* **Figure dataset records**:
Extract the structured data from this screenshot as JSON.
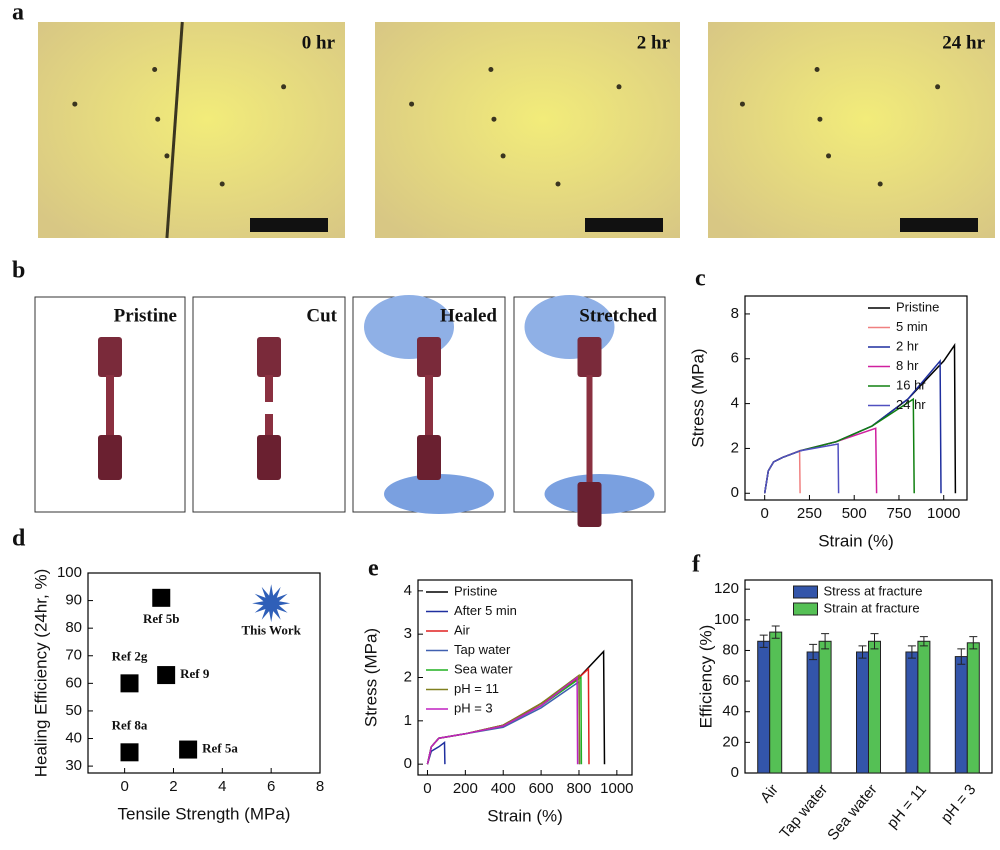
{
  "panel_labels": [
    "a",
    "b",
    "c",
    "d",
    "e",
    "f"
  ],
  "photos_a": [
    "0 hr",
    "2 hr",
    "24 hr"
  ],
  "photos_b": [
    "Pristine",
    "Cut",
    "Healed",
    "Stretched"
  ],
  "chart_data": [
    {
      "type": "line",
      "xlabel": "Strain (%)",
      "ylabel": "Stress (MPa)",
      "xlim": [
        -110,
        1130
      ],
      "xticks": [
        0,
        250,
        500,
        750,
        1000
      ],
      "ylim": [
        -0.3,
        8.8
      ],
      "yticks": [
        0,
        2,
        4,
        6,
        8
      ],
      "legend": "upper right",
      "series": [
        {
          "name": "Pristine",
          "color": "#000000",
          "x": [
            0,
            20,
            50,
            100,
            200,
            400,
            600,
            800,
            1000,
            1060,
            1065
          ],
          "values": [
            0,
            1.0,
            1.4,
            1.6,
            1.9,
            2.3,
            3.0,
            4.2,
            5.9,
            6.6,
            0
          ]
        },
        {
          "name": "5 min",
          "color": "#f08080",
          "x": [
            0,
            20,
            50,
            100,
            195,
            198
          ],
          "values": [
            0,
            1.0,
            1.4,
            1.6,
            1.9,
            0
          ]
        },
        {
          "name": "2 hr",
          "color": "#1f2f9f",
          "x": [
            0,
            20,
            50,
            100,
            200,
            400,
            600,
            800,
            980,
            985
          ],
          "values": [
            0,
            1.0,
            1.4,
            1.6,
            1.9,
            2.3,
            3.0,
            4.2,
            5.9,
            0
          ]
        },
        {
          "name": "8 hr",
          "color": "#d0209f",
          "x": [
            0,
            20,
            50,
            100,
            200,
            400,
            620,
            625
          ],
          "values": [
            0,
            1.0,
            1.4,
            1.6,
            1.9,
            2.3,
            2.9,
            0
          ]
        },
        {
          "name": "16 hr",
          "color": "#108010",
          "x": [
            0,
            20,
            50,
            100,
            200,
            400,
            600,
            830,
            835
          ],
          "values": [
            0,
            1.0,
            1.4,
            1.6,
            1.9,
            2.3,
            3.0,
            4.2,
            0
          ]
        },
        {
          "name": "24 hr",
          "color": "#5050c0",
          "x": [
            0,
            20,
            50,
            100,
            200,
            410,
            413
          ],
          "values": [
            0,
            1.0,
            1.4,
            1.6,
            1.9,
            2.2,
            0
          ]
        }
      ]
    },
    {
      "type": "scatter",
      "xlabel": "Tensile Strength (MPa)",
      "ylabel": "Healing Efficiency (24hr, %)",
      "xlim": [
        -1.5,
        8
      ],
      "xticks": [
        0,
        2,
        4,
        6,
        8
      ],
      "ylim": [
        27.5,
        100
      ],
      "yticks": [
        30,
        40,
        50,
        60,
        70,
        80,
        90,
        100
      ],
      "x": [
        1.5,
        0.2,
        1.7,
        0.2,
        2.6,
        6.0
      ],
      "values": [
        91,
        60,
        63,
        35,
        36,
        89
      ],
      "point_labels": [
        "Ref 5b",
        "Ref 2g",
        "Ref 9",
        "Ref 8a",
        "Ref 5a",
        "This Work"
      ],
      "markers": [
        "square",
        "square",
        "square",
        "square",
        "square",
        "star"
      ],
      "colors": [
        "#000000",
        "#000000",
        "#000000",
        "#000000",
        "#000000",
        "#2f5fb8"
      ]
    },
    {
      "type": "line",
      "xlabel": "Strain (%)",
      "ylabel": "Stress (MPa)",
      "xlim": [
        -50,
        1080
      ],
      "xticks": [
        0,
        200,
        400,
        600,
        800,
        1000
      ],
      "ylim": [
        -0.25,
        4.25
      ],
      "yticks": [
        0,
        1,
        2,
        3,
        4
      ],
      "legend": "upper left",
      "series": [
        {
          "name": "Pristine",
          "color": "#000000",
          "x": [
            0,
            20,
            60,
            200,
            400,
            600,
            800,
            930,
            935
          ],
          "values": [
            0,
            0.4,
            0.6,
            0.7,
            0.9,
            1.4,
            2.0,
            2.6,
            0
          ]
        },
        {
          "name": "After 5 min",
          "color": "#1f2f9f",
          "x": [
            0,
            20,
            60,
            90,
            92
          ],
          "values": [
            0,
            0.3,
            0.4,
            0.5,
            0
          ]
        },
        {
          "name": "Air",
          "color": "#e02020",
          "x": [
            0,
            20,
            60,
            200,
            400,
            600,
            800,
            850,
            853
          ],
          "values": [
            0,
            0.4,
            0.6,
            0.7,
            0.9,
            1.4,
            2.0,
            2.2,
            0
          ]
        },
        {
          "name": "Tap water",
          "color": "#4060b0",
          "x": [
            0,
            20,
            60,
            200,
            400,
            600,
            800,
            803
          ],
          "values": [
            0,
            0.4,
            0.6,
            0.7,
            0.85,
            1.3,
            1.9,
            0
          ]
        },
        {
          "name": "Sea water",
          "color": "#20b020",
          "x": [
            0,
            20,
            60,
            200,
            400,
            600,
            810,
            813
          ],
          "values": [
            0,
            0.4,
            0.6,
            0.7,
            0.88,
            1.35,
            2.0,
            0
          ]
        },
        {
          "name": "pH = 11",
          "color": "#808020",
          "x": [
            0,
            20,
            60,
            200,
            400,
            600,
            800,
            803
          ],
          "values": [
            0,
            0.4,
            0.6,
            0.7,
            0.9,
            1.4,
            2.05,
            0
          ]
        },
        {
          "name": "pH = 3",
          "color": "#c020c0",
          "x": [
            0,
            20,
            60,
            200,
            400,
            600,
            790,
            793
          ],
          "values": [
            0,
            0.4,
            0.6,
            0.7,
            0.88,
            1.35,
            2.0,
            0
          ]
        }
      ]
    },
    {
      "type": "bar",
      "ylabel": "Efficiency (%)",
      "categories": [
        "Air",
        "Tap water",
        "Sea water",
        "pH = 11",
        "pH = 3"
      ],
      "ylim": [
        0,
        126
      ],
      "yticks": [
        0,
        20,
        40,
        60,
        80,
        100,
        120
      ],
      "legend": "upper center",
      "series": [
        {
          "name": "Stress at fracture",
          "color": "#3355aa",
          "values": [
            86,
            79,
            79,
            79,
            76
          ],
          "errors": [
            4,
            5,
            4,
            4,
            5
          ]
        },
        {
          "name": "Strain at fracture",
          "color": "#55c055",
          "values": [
            92,
            86,
            86,
            86,
            85
          ],
          "errors": [
            4,
            5,
            5,
            3,
            4
          ]
        }
      ]
    }
  ]
}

* **DESCRIPTION OF THE TASK**:
Which lines of the data above contain "water"? Copy each one.

* **EXERCISE RESPONSE**:
          "name": "Tap water",
          "name": "Sea water",
        "Tap water",
        "Sea water",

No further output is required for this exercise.